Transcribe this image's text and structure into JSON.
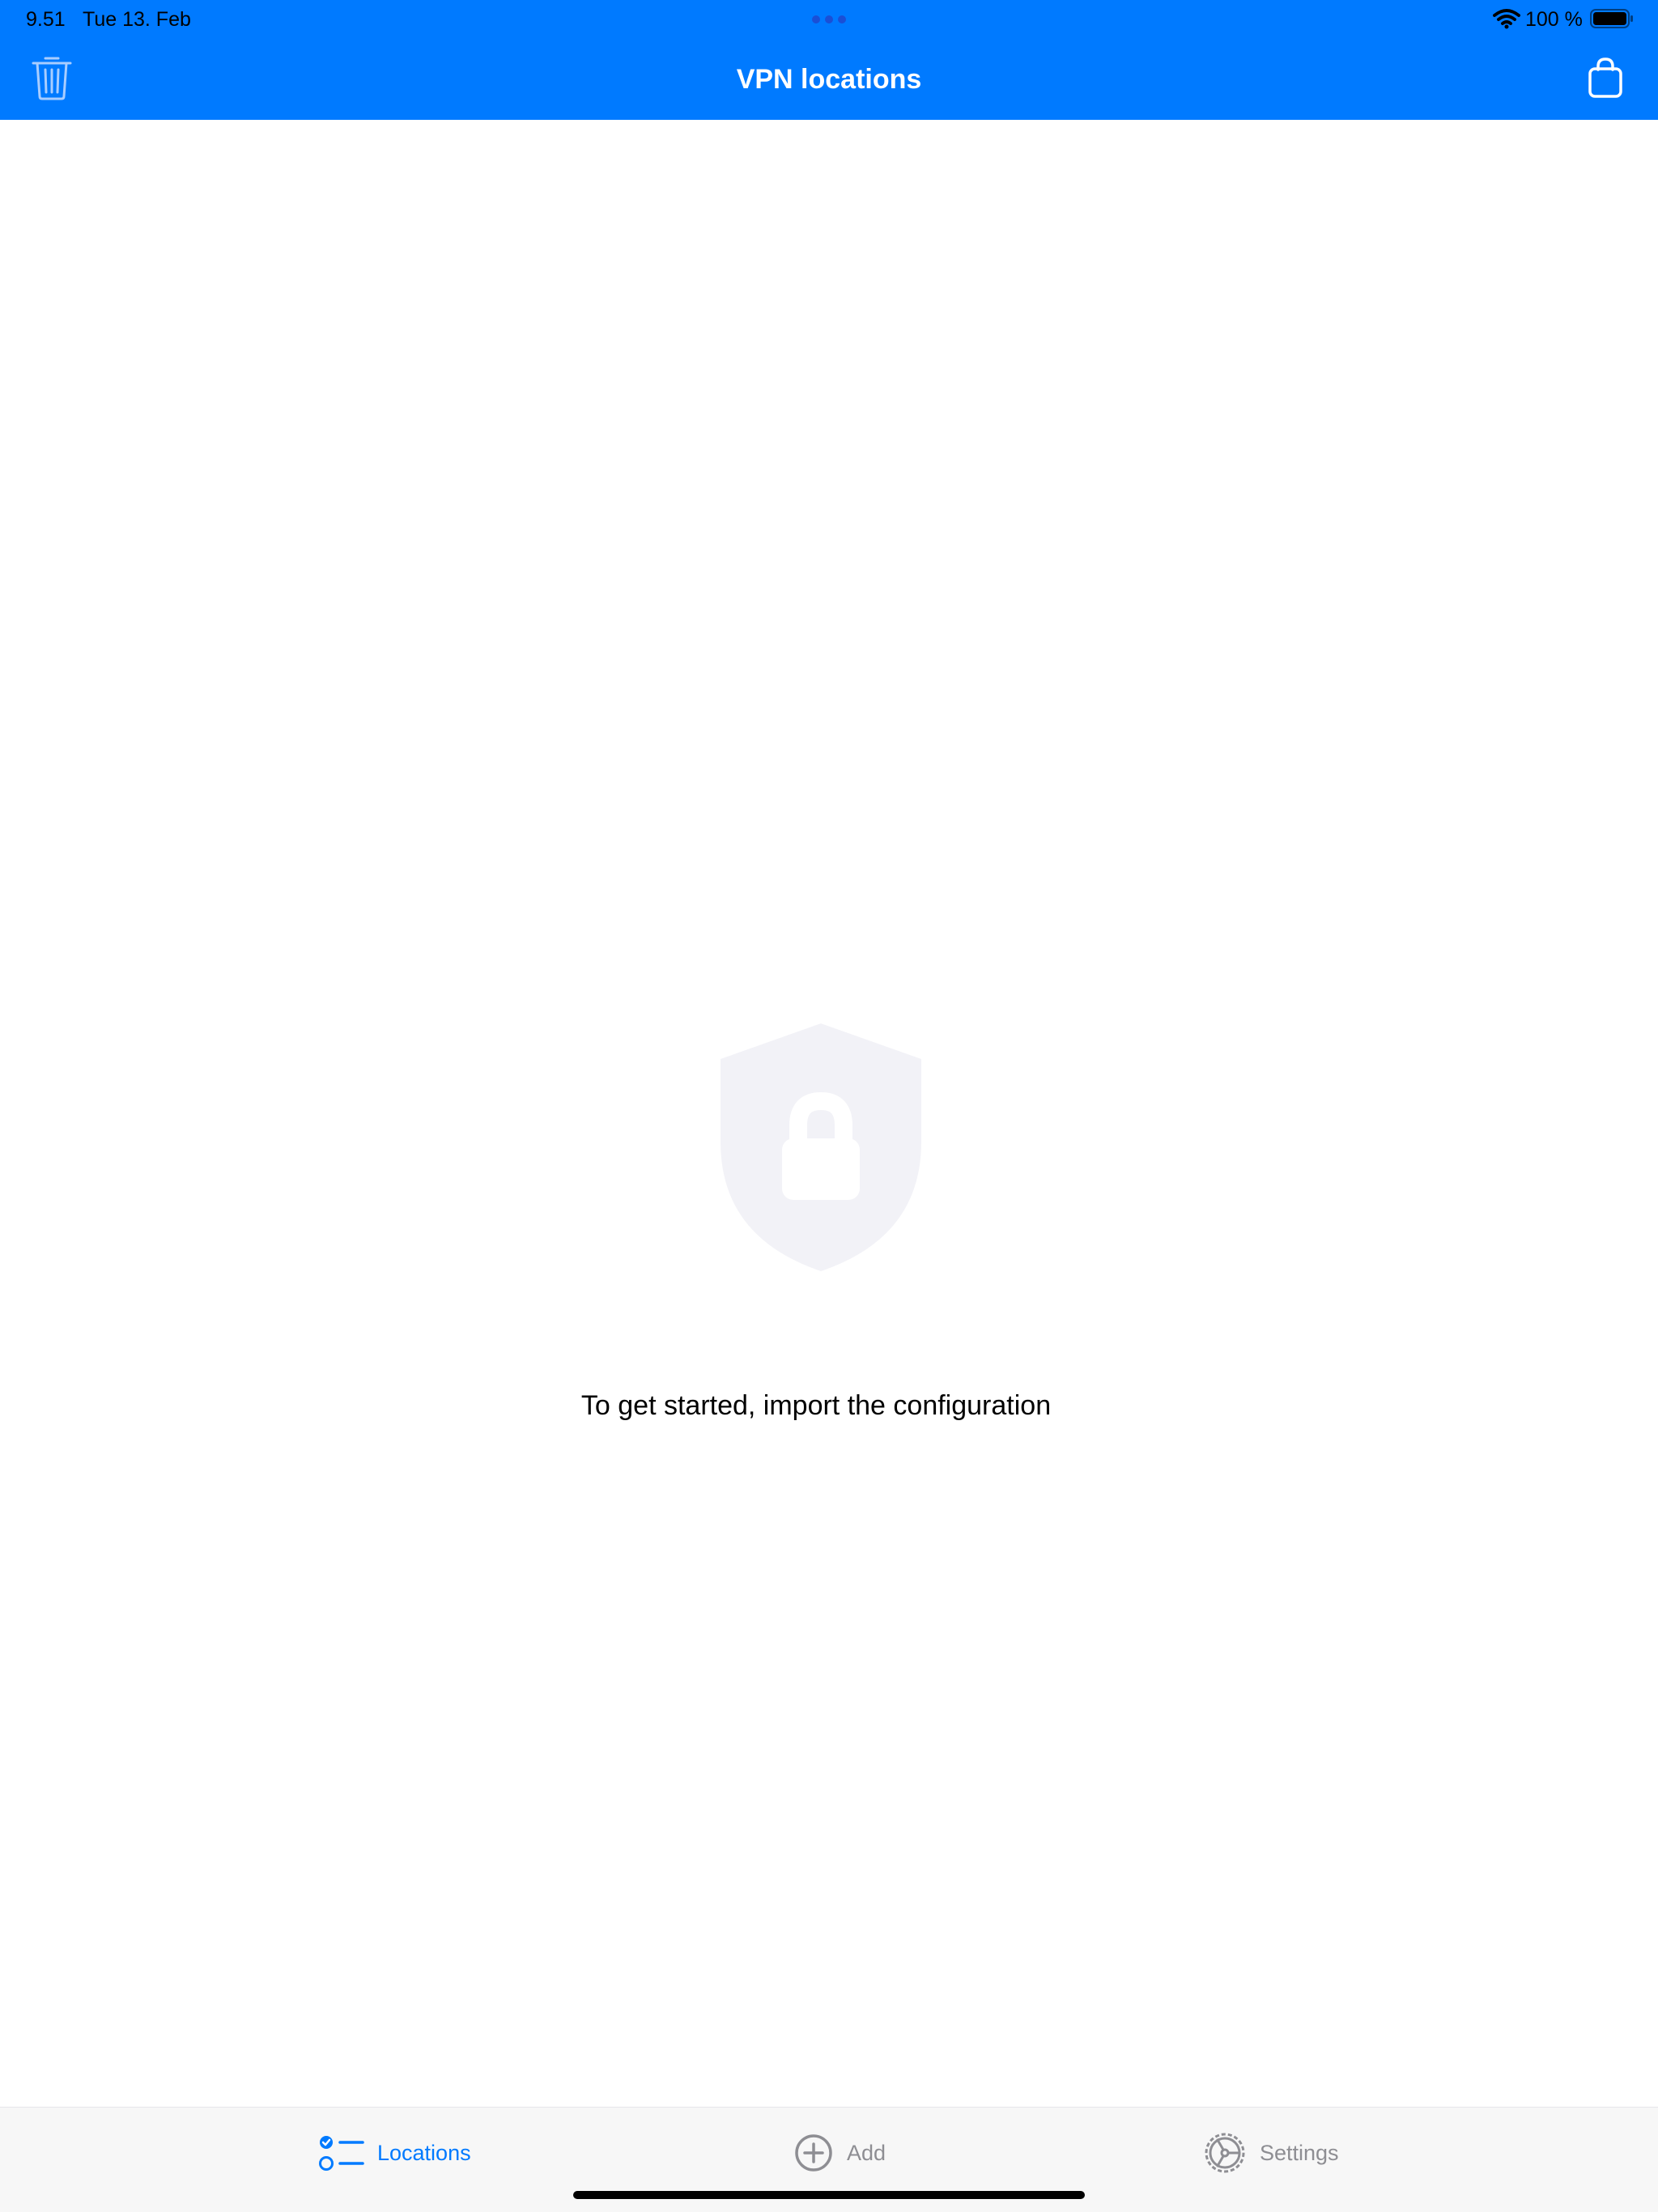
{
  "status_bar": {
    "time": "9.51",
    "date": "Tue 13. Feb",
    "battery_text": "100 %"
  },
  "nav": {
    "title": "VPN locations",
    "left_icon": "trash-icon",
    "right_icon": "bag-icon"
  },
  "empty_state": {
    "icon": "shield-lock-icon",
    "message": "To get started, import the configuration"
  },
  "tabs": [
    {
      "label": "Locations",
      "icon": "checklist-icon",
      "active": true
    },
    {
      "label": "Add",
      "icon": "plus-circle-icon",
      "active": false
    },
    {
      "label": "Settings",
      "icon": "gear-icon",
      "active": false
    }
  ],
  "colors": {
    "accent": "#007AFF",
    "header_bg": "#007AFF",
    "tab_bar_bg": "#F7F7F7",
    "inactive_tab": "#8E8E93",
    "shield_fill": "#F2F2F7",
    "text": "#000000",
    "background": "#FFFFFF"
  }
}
▬▬▬
Required task — In the records above, locate each line with the word "label". Copy all such lines.

Exercise output —
      "label": "Locations",
      "label": "Add",
      "label": "Settings",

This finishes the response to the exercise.